# [PROBLEM DETAILS]
Change every "bar-label" in the entries below to "bar-caption" and keep all other text the same.

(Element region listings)
==================================================

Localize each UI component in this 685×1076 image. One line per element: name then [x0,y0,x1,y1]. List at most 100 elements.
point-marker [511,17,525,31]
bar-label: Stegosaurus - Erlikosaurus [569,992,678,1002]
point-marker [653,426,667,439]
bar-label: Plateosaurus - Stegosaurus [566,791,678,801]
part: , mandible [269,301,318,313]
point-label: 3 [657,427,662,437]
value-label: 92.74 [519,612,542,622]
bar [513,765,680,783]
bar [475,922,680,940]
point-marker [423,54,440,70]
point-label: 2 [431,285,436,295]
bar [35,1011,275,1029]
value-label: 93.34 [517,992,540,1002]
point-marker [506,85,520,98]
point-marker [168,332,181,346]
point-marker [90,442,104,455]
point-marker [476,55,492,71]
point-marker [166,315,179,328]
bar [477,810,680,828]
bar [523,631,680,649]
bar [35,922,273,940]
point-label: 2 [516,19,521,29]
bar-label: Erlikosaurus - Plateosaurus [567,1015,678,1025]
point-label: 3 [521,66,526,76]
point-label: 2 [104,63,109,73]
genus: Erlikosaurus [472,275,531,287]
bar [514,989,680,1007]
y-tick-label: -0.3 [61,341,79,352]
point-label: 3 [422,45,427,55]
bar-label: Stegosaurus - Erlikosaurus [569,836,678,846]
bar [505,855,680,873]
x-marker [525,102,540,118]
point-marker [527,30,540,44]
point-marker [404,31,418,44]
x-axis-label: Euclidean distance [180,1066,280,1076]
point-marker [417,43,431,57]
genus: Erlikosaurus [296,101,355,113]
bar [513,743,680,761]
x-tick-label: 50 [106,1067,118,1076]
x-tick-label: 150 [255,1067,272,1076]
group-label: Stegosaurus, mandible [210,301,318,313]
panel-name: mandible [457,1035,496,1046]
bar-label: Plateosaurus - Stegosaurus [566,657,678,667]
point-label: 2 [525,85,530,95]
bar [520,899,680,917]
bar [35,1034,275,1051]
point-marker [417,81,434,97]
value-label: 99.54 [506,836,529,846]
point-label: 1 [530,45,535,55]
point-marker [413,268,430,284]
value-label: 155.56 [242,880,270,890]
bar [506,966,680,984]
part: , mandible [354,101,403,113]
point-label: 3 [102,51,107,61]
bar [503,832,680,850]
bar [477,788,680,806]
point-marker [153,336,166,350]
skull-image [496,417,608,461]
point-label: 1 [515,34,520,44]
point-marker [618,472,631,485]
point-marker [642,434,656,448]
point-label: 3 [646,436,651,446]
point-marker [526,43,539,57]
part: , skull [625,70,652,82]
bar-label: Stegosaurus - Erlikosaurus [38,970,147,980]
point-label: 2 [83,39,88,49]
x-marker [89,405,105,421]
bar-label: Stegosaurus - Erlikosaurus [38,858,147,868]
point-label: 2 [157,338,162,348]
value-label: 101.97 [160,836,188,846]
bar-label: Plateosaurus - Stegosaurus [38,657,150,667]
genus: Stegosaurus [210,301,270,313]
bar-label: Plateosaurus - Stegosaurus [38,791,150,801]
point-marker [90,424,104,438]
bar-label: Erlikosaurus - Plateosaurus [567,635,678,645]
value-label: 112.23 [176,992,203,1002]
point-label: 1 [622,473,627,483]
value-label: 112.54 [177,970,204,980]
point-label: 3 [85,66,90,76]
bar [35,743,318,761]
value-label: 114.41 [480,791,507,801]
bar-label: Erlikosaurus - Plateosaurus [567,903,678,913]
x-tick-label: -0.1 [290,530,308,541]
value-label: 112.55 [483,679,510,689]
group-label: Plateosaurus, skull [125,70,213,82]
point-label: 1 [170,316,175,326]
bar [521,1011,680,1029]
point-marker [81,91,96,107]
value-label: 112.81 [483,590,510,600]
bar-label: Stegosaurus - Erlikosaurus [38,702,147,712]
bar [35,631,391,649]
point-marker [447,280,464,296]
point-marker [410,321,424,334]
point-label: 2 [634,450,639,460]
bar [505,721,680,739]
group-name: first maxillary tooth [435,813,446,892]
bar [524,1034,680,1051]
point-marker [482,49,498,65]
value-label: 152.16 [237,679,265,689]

==================================================

# [SOLUTION TO THE PROBLEM]
Localize each UI component in this 685×1076 image. One line per element: name then [x0,y0,x1,y1]. List at most 100 elements.
point-marker [511,17,525,31]
bar-caption: Stegosaurus - Erlikosaurus [569,992,678,1002]
point-marker [653,426,667,439]
bar-caption: Plateosaurus - Stegosaurus [566,791,678,801]
part: , mandible [269,301,318,313]
point-label: 3 [657,427,662,437]
value-label: 92.74 [519,612,542,622]
bar [513,765,680,783]
bar [475,922,680,940]
point-marker [423,54,440,70]
point-label: 2 [431,285,436,295]
bar [35,1011,275,1029]
value-label: 93.34 [517,992,540,1002]
point-marker [506,85,520,98]
point-marker [168,332,181,346]
point-marker [90,442,104,455]
point-marker [476,55,492,71]
point-marker [166,315,179,328]
bar [477,810,680,828]
bar [523,631,680,649]
bar [35,922,273,940]
point-label: 2 [516,19,521,29]
bar-caption: Erlikosaurus - Plateosaurus [567,1015,678,1025]
point-label: 3 [521,66,526,76]
point-label: 2 [104,63,109,73]
genus: Erlikosaurus [472,275,531,287]
bar [514,989,680,1007]
y-tick-label: -0.3 [61,341,79,352]
point-label: 3 [422,45,427,55]
bar-caption: Stegosaurus - Erlikosaurus [569,836,678,846]
bar [505,855,680,873]
x-marker [525,102,540,118]
point-marker [527,30,540,44]
point-marker [404,31,418,44]
x-axis-label: Euclidean distance [180,1066,280,1076]
point-marker [417,43,431,57]
genus: Erlikosaurus [296,101,355,113]
bar [513,743,680,761]
x-tick-label: 50 [106,1067,118,1076]
x-tick-label: 150 [255,1067,272,1076]
group-label: Stegosaurus, mandible [210,301,318,313]
panel-name: mandible [457,1035,496,1046]
bar-caption: Plateosaurus - Stegosaurus [566,657,678,667]
point-label: 2 [525,85,530,95]
bar [520,899,680,917]
bar [35,1034,275,1051]
point-marker [417,81,434,97]
value-label: 99.54 [506,836,529,846]
point-label: 1 [530,45,535,55]
point-marker [413,268,430,284]
value-label: 155.56 [242,880,270,890]
bar [506,966,680,984]
part: , mandible [354,101,403,113]
point-label: 3 [102,51,107,61]
bar [503,832,680,850]
bar [477,788,680,806]
point-marker [153,336,166,350]
skull-image [496,417,608,461]
point-label: 1 [515,34,520,44]
point-marker [618,472,631,485]
point-marker [642,434,656,448]
point-label: 3 [646,436,651,446]
point-marker [526,43,539,57]
part: , skull [625,70,652,82]
bar-caption: Stegosaurus - Erlikosaurus [38,970,147,980]
point-label: 2 [83,39,88,49]
x-marker [89,405,105,421]
bar-caption: Stegosaurus - Erlikosaurus [38,858,147,868]
point-label: 2 [157,338,162,348]
value-label: 101.97 [160,836,188,846]
bar-caption: Plateosaurus - Stegosaurus [38,657,150,667]
genus: Stegosaurus [210,301,270,313]
bar-caption: Plateosaurus - Stegosaurus [38,791,150,801]
point-marker [90,424,104,438]
bar-caption: Erlikosaurus - Plateosaurus [567,635,678,645]
value-label: 112.23 [176,992,203,1002]
point-label: 1 [622,473,627,483]
value-label: 112.54 [177,970,204,980]
point-label: 3 [85,66,90,76]
bar [35,743,318,761]
value-label: 114.41 [480,791,507,801]
bar-caption: Erlikosaurus - Plateosaurus [567,903,678,913]
x-tick-label: -0.1 [290,530,308,541]
value-label: 112.55 [483,679,510,689]
group-label: Plateosaurus, skull [125,70,213,82]
point-label: 1 [170,316,175,326]
bar [521,1011,680,1029]
point-marker [81,91,96,107]
value-label: 112.81 [483,590,510,600]
bar-caption: Stegosaurus - Erlikosaurus [38,702,147,712]
bar [35,631,391,649]
point-marker [447,280,464,296]
point-marker [410,321,424,334]
point-label: 2 [634,450,639,460]
bar [505,721,680,739]
group-name: first maxillary tooth [435,813,446,892]
bar [524,1034,680,1051]
point-marker [482,49,498,65]
value-label: 152.16 [237,679,265,689]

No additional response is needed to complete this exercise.